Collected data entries
□ □ □

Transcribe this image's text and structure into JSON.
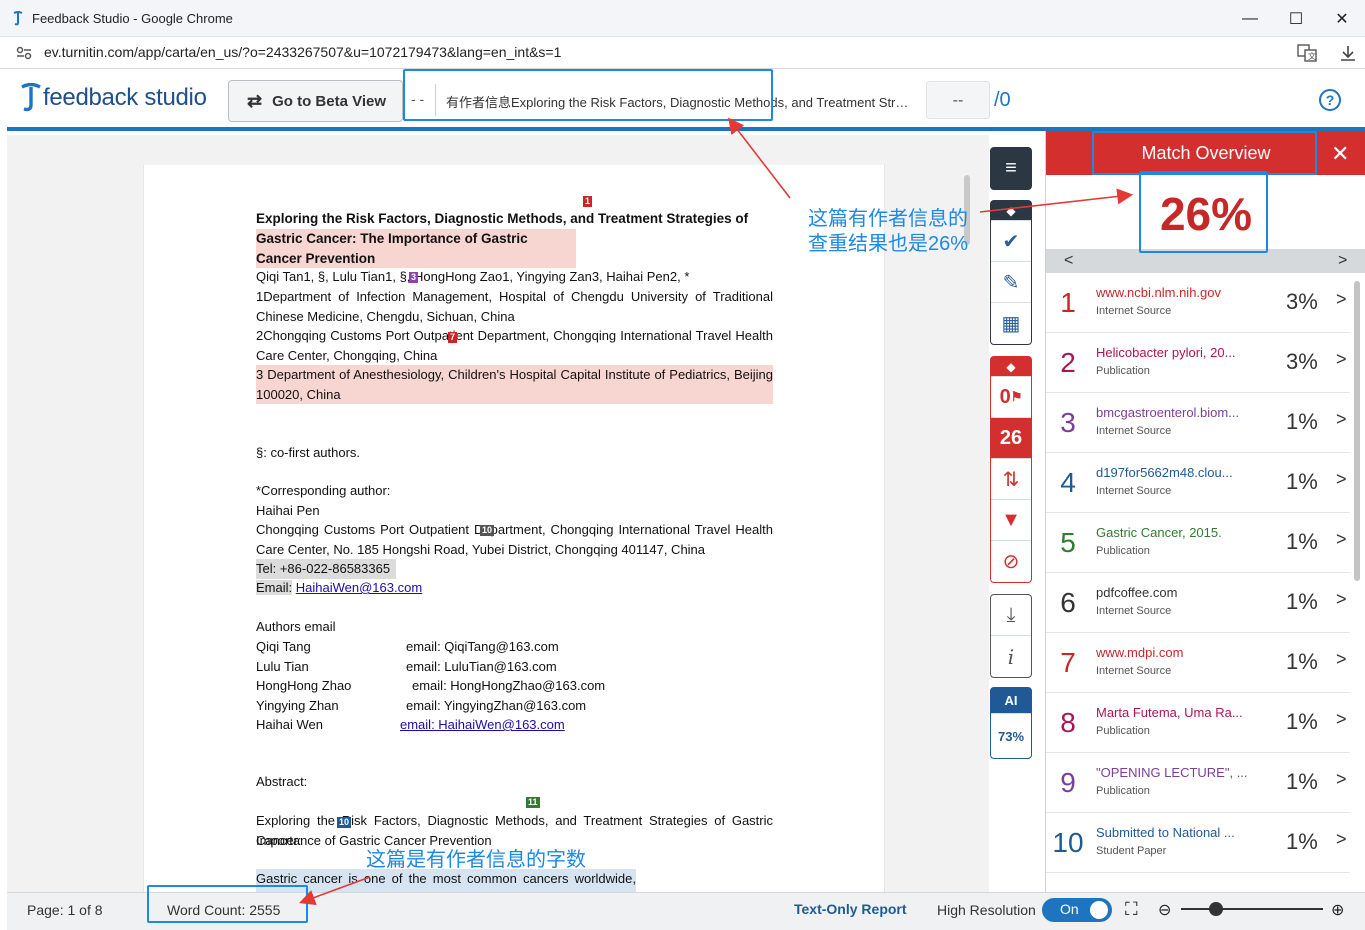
{
  "browser": {
    "window_title": "Feedback Studio - Google Chrome",
    "url": "ev.turnitin.com/app/carta/en_us/?o=2433267507&u=1072179473&lang=en_int&s=1",
    "minimize_icon": "—",
    "maximize_icon": "☐",
    "close_icon": "✕"
  },
  "header": {
    "logo_text": "feedback studio",
    "beta_label": "Go to Beta View",
    "dashes": "- -",
    "doc_title": "有作者信息Exploring the Risk Factors, Diagnostic Methods, and Treatment Strat...",
    "page_input": "--",
    "page_total": "/0",
    "help": "?"
  },
  "document": {
    "title_line": "Exploring the Risk Factors, Diagnostic Methods, and Treatment Strategies of",
    "title_line2": "Gastric Cancer: The Importance of Gastric Cancer Prevention",
    "authors": "Qiqi Tan1, §, Lulu Tian1, §, HongHong Zao1, Yingying Zan3, Haihai Pen2, *",
    "aff1": "1Department of Infection Management, Hospital of Chengdu University of Traditional Chinese Medicine, Chengdu, Sichuan, China",
    "aff2": "2Chongqing Customs Port Outpatient Department, Chongqing International Travel Health Care Center, Chongqing, China",
    "aff3": "3 Department of Anesthesiology, Children's Hospital Capital Institute of Pediatrics, Beijing 100020, China",
    "cofirst": "§: co-first authors.",
    "corr_label": "*Corresponding author:",
    "corr_name": "Haihai Pen",
    "corr_addr": "Chongqing Customs Port Outpatient Department, Chongqing International Travel Health Care Center, No. 185 Hongshi Road, Yubei District, Chongqing 401147, China",
    "tel": "Tel: +86-022-86583365",
    "email_label": "Email:",
    "email_link": "HaihaiWen@163.com",
    "authors_email_heading": "Authors email",
    "author_emails": [
      {
        "name": "Qiqi Tang",
        "email": "email: QiqiTang@163.com"
      },
      {
        "name": "Lulu Tian",
        "email": "email: LuluTian@163.com"
      },
      {
        "name": "HongHong Zhao",
        "email": "email: HongHongZhao@163.com"
      },
      {
        "name": "Yingying Zhan",
        "email": "email: YingyingZhan@163.com"
      },
      {
        "name": "Haihai Wen",
        "email": "email:  HaihaiWen@163.com"
      }
    ],
    "abstract_heading": "Abstract:",
    "abstract_l1": "Exploring the Risk Factors, Diagnostic Methods, and Treatment Strategies of Gastric Cancer:",
    "abstract_l2": "Importance of Gastric Cancer Prevention",
    "abstract_l3": "Gastric cancer is one of the most common cancers worldwide, characterized by high",
    "tags": {
      "t1": "1",
      "t3": "3",
      "t7": "7",
      "t10a": "10",
      "t11": "11",
      "t10b": "10"
    }
  },
  "tools": {
    "layers": "≡",
    "check": "✔",
    "edit": "✎",
    "grid": "▦",
    "flag_count": "0",
    "similarity": "26",
    "sort": "⇅",
    "filter": "▼",
    "exclude": "⊘",
    "download": "⤓",
    "info": "i",
    "ai_label": "AI",
    "ai_pct": "73%"
  },
  "panel": {
    "title": "Match Overview",
    "close": "✕",
    "score": "26%",
    "prev": "<",
    "next": ">",
    "sources": [
      {
        "num": "1",
        "name": "www.ncbi.nlm.nih.gov",
        "type": "Internet Source",
        "pct": "3%",
        "color": "#c62828"
      },
      {
        "num": "2",
        "name": "Helicobacter pylori, 20...",
        "type": "Publication",
        "pct": "3%",
        "color": "#ad1457"
      },
      {
        "num": "3",
        "name": "bmcgastroenterol.biom...",
        "type": "Internet Source",
        "pct": "1%",
        "color": "#7b3f99"
      },
      {
        "num": "4",
        "name": "d197for5662m48.clou...",
        "type": "Internet Source",
        "pct": "1%",
        "color": "#1f5a96"
      },
      {
        "num": "5",
        "name": "Gastric Cancer, 2015.",
        "type": "Publication",
        "pct": "1%",
        "color": "#2e7d32"
      },
      {
        "num": "6",
        "name": "pdfcoffee.com",
        "type": "Internet Source",
        "pct": "1%",
        "color": "#333333"
      },
      {
        "num": "7",
        "name": "www.mdpi.com",
        "type": "Internet Source",
        "pct": "1%",
        "color": "#c62828"
      },
      {
        "num": "8",
        "name": "Marta Futema, Uma Ra...",
        "type": "Publication",
        "pct": "1%",
        "color": "#ad1457"
      },
      {
        "num": "9",
        "name": "\"OPENING LECTURE\", ...",
        "type": "Publication",
        "pct": "1%",
        "color": "#7b3f99"
      },
      {
        "num": "10",
        "name": "Submitted to National ...",
        "type": "Student Paper",
        "pct": "1%",
        "color": "#1f5a96"
      }
    ]
  },
  "status": {
    "page_info": "Page: 1 of 8",
    "word_count": "Word Count: 2555",
    "text_only": "Text-Only Report",
    "high_res": "High Resolution",
    "toggle": "On"
  },
  "annotations": {
    "note1_l1": "这篇有作者信息的",
    "note1_l2": "查重结果也是26%",
    "note2": "这篇是有作者信息的字数",
    "accent": "#1e88e5"
  }
}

□ □ □

• _PROMPT_: Using the records above, select and copy every line that has the word "Factors".

• _EXERCISE ANSWER_:
    "doc_title": "有作者信息Exploring the Risk Factors, Diagnostic Methods, and Treatment Strat...",
    "title_line": "Exploring the Risk Factors, Diagnostic Methods, and Treatment Strategies of",
    "abstract_l1": "Exploring the Risk Factors, Diagnostic Methods, and Treatment Strategies of Gastric Cancer:",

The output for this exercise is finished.